▶ **What to do**:
Find every line in the records below that holds the word "JSON", and copy it out.

▶ **Source data**:
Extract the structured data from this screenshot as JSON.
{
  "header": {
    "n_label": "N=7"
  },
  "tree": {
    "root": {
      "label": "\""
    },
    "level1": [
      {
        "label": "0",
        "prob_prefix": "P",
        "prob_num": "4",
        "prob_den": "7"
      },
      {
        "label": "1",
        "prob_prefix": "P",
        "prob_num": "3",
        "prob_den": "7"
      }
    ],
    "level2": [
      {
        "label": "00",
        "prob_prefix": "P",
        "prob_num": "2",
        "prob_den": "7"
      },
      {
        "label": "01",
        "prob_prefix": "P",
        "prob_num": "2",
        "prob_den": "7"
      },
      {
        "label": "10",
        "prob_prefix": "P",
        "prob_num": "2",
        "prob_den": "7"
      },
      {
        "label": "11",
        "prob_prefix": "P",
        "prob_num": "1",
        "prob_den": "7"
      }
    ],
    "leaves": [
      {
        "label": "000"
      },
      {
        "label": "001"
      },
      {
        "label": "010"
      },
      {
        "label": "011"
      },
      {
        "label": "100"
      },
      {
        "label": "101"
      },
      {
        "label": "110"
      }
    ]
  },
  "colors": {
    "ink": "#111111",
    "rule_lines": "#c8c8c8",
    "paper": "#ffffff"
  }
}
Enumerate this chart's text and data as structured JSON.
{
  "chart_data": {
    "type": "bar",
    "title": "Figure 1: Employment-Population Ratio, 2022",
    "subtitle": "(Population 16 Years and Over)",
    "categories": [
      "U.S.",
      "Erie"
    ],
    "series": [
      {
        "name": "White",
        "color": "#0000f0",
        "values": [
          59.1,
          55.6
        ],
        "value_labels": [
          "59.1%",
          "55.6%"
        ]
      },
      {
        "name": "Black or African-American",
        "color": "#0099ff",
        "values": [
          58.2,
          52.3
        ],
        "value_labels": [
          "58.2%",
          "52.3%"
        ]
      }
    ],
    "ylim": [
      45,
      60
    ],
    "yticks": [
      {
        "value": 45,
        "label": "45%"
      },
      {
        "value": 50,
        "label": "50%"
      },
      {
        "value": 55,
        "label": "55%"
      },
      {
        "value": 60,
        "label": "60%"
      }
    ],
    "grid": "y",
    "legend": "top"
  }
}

▶ **Response**:
Extract the structured data from this screenshot as JSON.
Enumerate this chart's text and data as structured JSON.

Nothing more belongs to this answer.